— BEGIN —
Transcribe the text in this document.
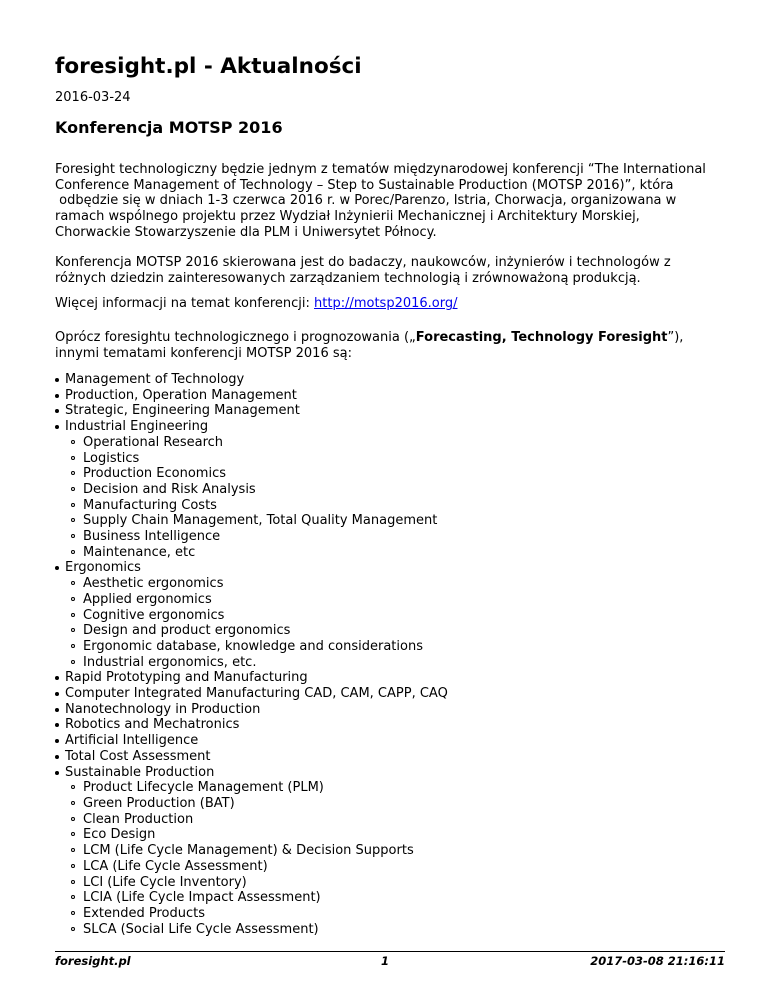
foresight.pl - Aktualności
2016-03-24
Konferencja MOTSP 2016

Foresight technologiczny będzie jednym z tematów międzynarodowej konferencji “The International
Conference Management of Technology – Step to Sustainable Production (MOTSP 2016)”, która
odbędzie się w dniach 1-3 czerwca 2016 r. w Porec/Parenzo, Istria, Chorwacja, organizowana w
ramach wspólnego projektu przez Wydział Inżynierii Mechanicznej i Architektury Morskiej,
Chorwackie Stowarzyszenie dla PLM i Uniwersytet Północy.

Konferencja MOTSP 2016 skierowana jest do badaczy, naukowców, inżynierów i technologów z
różnych dziedzin zainteresowanych zarządzaniem technologią i zrównoważoną produkcją.

Więcej informacji na temat konferencji: http://motsp2016.org/

Oprócz foresightu technologicznego i prognozowania („Forecasting, Technology Foresight”),
innymi tematami konferencji MOTSP 2016 są:

Management of Technology
Production, Operation Management
Strategic, Engineering Management
Industrial Engineering
Operational Research
Logistics
Production Economics
Decision and Risk Analysis
Manufacturing Costs
Supply Chain Management, Total Quality Management
Business Intelligence
Maintenance, etc
Ergonomics
Aesthetic ergonomics
Applied ergonomics
Cognitive ergonomics
Design and product ergonomics
Ergonomic database, knowledge and considerations
Industrial ergonomics, etc.
Rapid Prototyping and Manufacturing
Computer Integrated Manufacturing CAD, CAM, CAPP, CAQ
Nanotechnology in Production
Robotics and Mechatronics
Artificial Intelligence
Total Cost Assessment
Sustainable Production
Product Lifecycle Management (PLM)
Green Production (BAT)
Clean Production
Eco Design
LCM (Life Cycle Management) & Decision Supports
LCA (Life Cycle Assessment)
LCI (Life Cycle Inventory)
LCIA (Life Cycle Impact Assessment)
Extended Products
SLCA (Social Life Cycle Assessment)
foresight.pl	1	2017-03-08 21:16:11
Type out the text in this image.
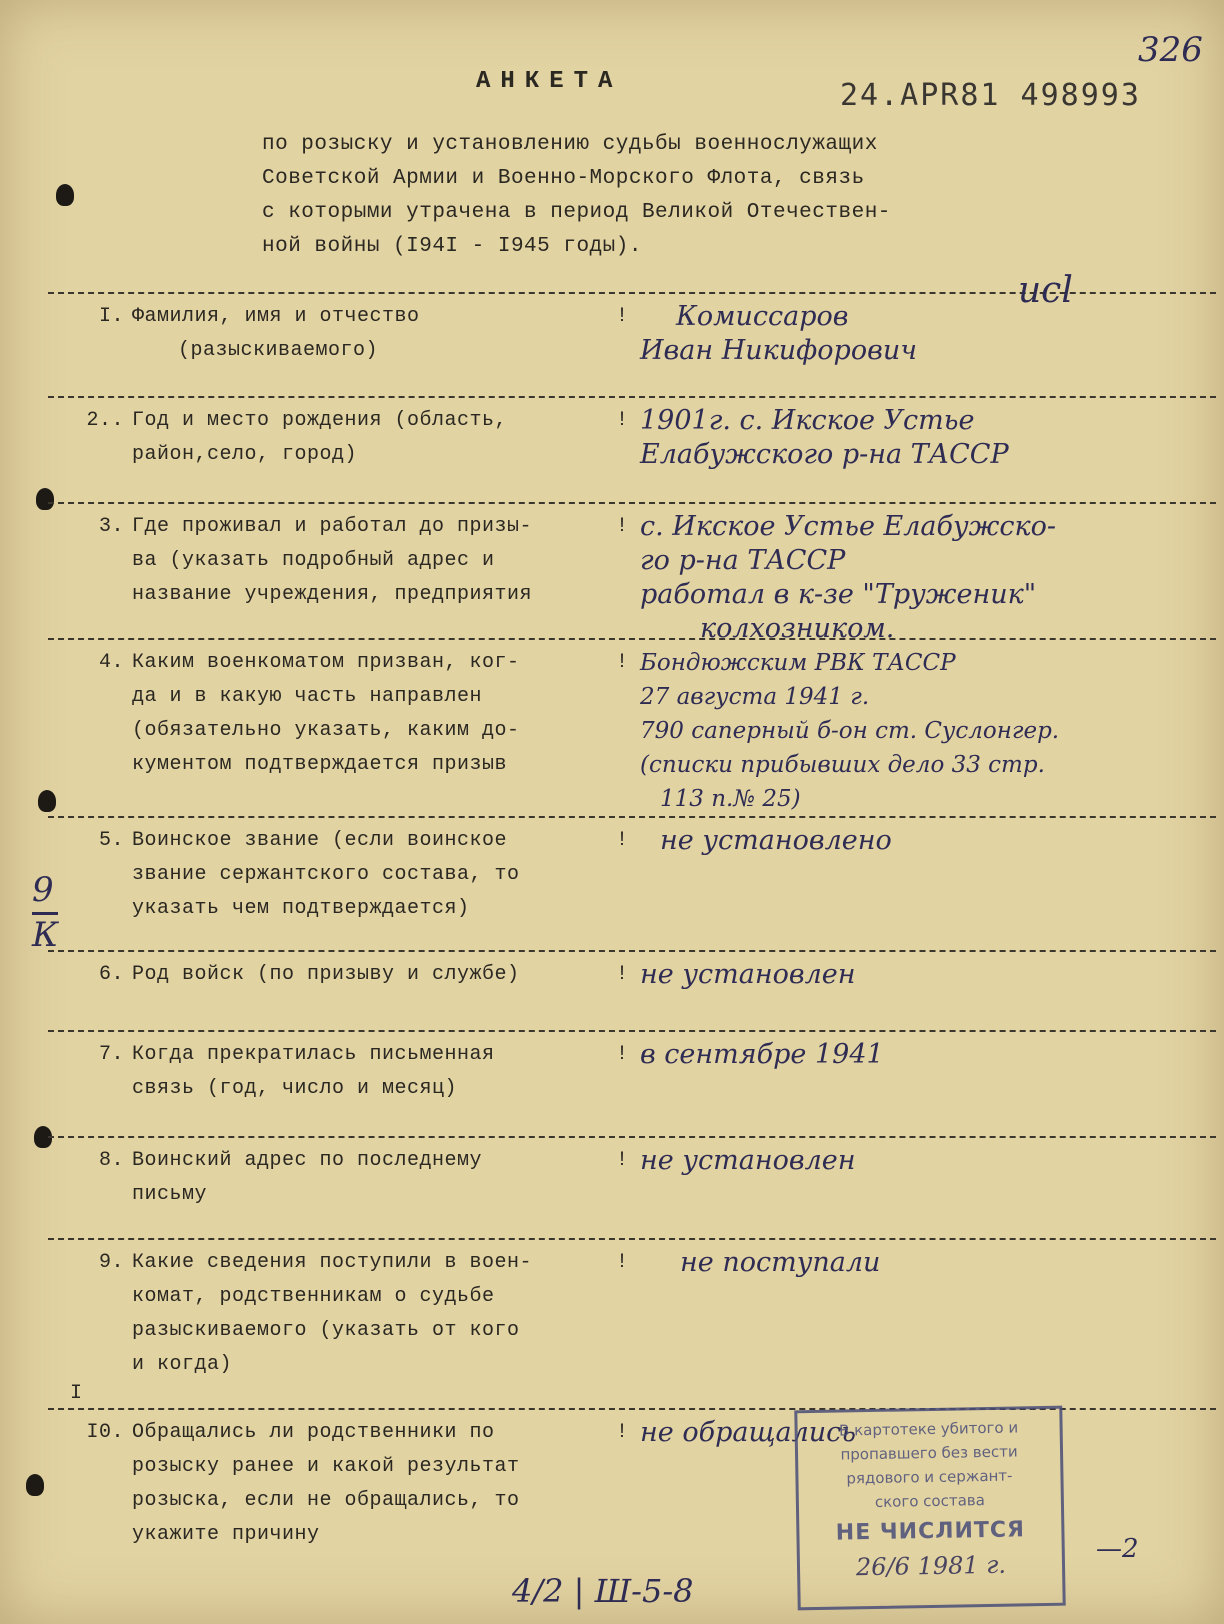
АНКЕТА	24.APR81 498993
326
по розыску и установлению судьбы военнослужащих
Советской Армии и Военно-Морского Флота, связь
с которыми утрачена в период Великой Отечествен-
ной войны (I94I - I945 годы).
I. Фамилия, имя и отчество
(разыскиваемого)
!	Комиссаров
Иван Никифорович
2.. Год и место рождения (область,
район,село, город)
! 1901г. с. Икское Устье
Елабужского р-на ТАССР
3. Где проживал и работал до призы-
ва (указать подробный адрес и
название учреждения, предприятия
! с. Икское Устье Елабужско-
го р-на ТАССР
работал в к-зе "Труженик"
колхозником.
4. Каким военкоматом призван, ког-
да и в какую часть направлен
(обязательно указать, каким до-
кументом подтверждается призыв
! Бондюжским РВК ТАССР
27 августа 1941 г.
790 саперный б-он ст. Суслонгер.
(списки прибывших дело 33 стр.
113 п.№ 25)
5. Воинское звание (если воинское
звание сержантского состава, то
указать чем подтверждается)
!	не установлено
6. Род войск (по призыву и службе)	! не установлен
7. Когда прекратилась письменная
связь (год, число и месяц)
! в сентябре 1941
8. Воинский адрес по последнему
письму
! не установлен
9. Какие сведения поступили в воен-
комат, родственникам о судьбе
разыскиваемого (указать от кого
и когда)
I
!	не поступали
I0. Обращались ли родственники по
розыску ранее и какой результат
розыска, если не обращались, то
укажите причину
! не обращались
В картотеке убитого и
пропавшего без вести
рядового и сержант-
ского состава
НЕ ЧИСЛИТСЯ
26/6 1981 г.
9
К
4/2 | Ш-5-8
—2
ucl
— END —
Brief. Return all the entries word for word, but omit any pictures they contain.

Answer to this task.
Transcribe the text in this document.
foresight.pl - Aktualności
2016-03-24
Konferencja MOTSP 2016

Foresight technologiczny będzie jednym z tematów międzynarodowej konferencji “The International
Conference Management of Technology – Step to Sustainable Production (MOTSP 2016)”, która
odbędzie się w dniach 1-3 czerwca 2016 r. w Porec/Parenzo, Istria, Chorwacja, organizowana w
ramach wspólnego projektu przez Wydział Inżynierii Mechanicznej i Architektury Morskiej,
Chorwackie Stowarzyszenie dla PLM i Uniwersytet Północy.

Konferencja MOTSP 2016 skierowana jest do badaczy, naukowców, inżynierów i technologów z
różnych dziedzin zainteresowanych zarządzaniem technologią i zrównoważoną produkcją.

Więcej informacji na temat konferencji: http://motsp2016.org/

Oprócz foresightu technologicznego i prognozowania („Forecasting, Technology Foresight”),
innymi tematami konferencji MOTSP 2016 są:

Management of Technology
Production, Operation Management
Strategic, Engineering Management
Industrial Engineering
Operational Research
Logistics
Production Economics
Decision and Risk Analysis
Manufacturing Costs
Supply Chain Management, Total Quality Management
Business Intelligence
Maintenance, etc
Ergonomics
Aesthetic ergonomics
Applied ergonomics
Cognitive ergonomics
Design and product ergonomics
Ergonomic database, knowledge and considerations
Industrial ergonomics, etc.
Rapid Prototyping and Manufacturing
Computer Integrated Manufacturing CAD, CAM, CAPP, CAQ
Nanotechnology in Production
Robotics and Mechatronics
Artificial Intelligence
Total Cost Assessment
Sustainable Production
Product Lifecycle Management (PLM)
Green Production (BAT)
Clean Production
Eco Design
LCM (Life Cycle Management) & Decision Supports
LCA (Life Cycle Assessment)
LCI (Life Cycle Inventory)
LCIA (Life Cycle Impact Assessment)
Extended Products
SLCA (Social Life Cycle Assessment)
foresight.pl	1	2017-03-08 21:16:11
Type out the text in this image.
АНКЕТА	24.APR81 498993
326
по розыску и установлению судьбы военнослужащих
Советской Армии и Военно-Морского Флота, связь
с которыми утрачена в период Великой Отечествен-
ной войны (I94I - I945 годы).
I. Фамилия, имя и отчество
(разыскиваемого)
!	Комиссаров
Иван Никифорович
2.. Год и место рождения (область,
район,село, город)
! 1901г. с. Икское Устье
Елабужского р-на ТАССР
3. Где проживал и работал до призы-
ва (указать подробный адрес и
название учреждения, предприятия
! с. Икское Устье Елабужско-
го р-на ТАССР
работал в к-зе "Труженик"
колхозником.
4. Каким военкоматом призван, ког-
да и в какую часть направлен
(обязательно указать, каким до-
кументом подтверждается призыв
! Бондюжским РВК ТАССР
27 августа 1941 г.
790 саперный б-он ст. Суслонгер.
(списки прибывших дело 33 стр.
113 п.№ 25)
5. Воинское звание (если воинское
звание сержантского состава, то
указать чем подтверждается)
!	не установлено
6. Род войск (по призыву и службе)	! не установлен
7. Когда прекратилась письменная
связь (год, число и месяц)
! в сентябре 1941
8. Воинский адрес по последнему
письму
! не установлен
9. Какие сведения поступили в воен-
комат, родственникам о судьбе
разыскиваемого (указать от кого
и когда)
I
!	не поступали
I0. Обращались ли родственники по
розыску ранее и какой результат
розыска, если не обращались, то
укажите причину
! не обращались
В картотеке убитого и
пропавшего без вести
рядового и сержант-
ского состава
НЕ ЧИСЛИТСЯ
26/6 1981 г.
9
К
4/2 | Ш-5-8
—2
ucl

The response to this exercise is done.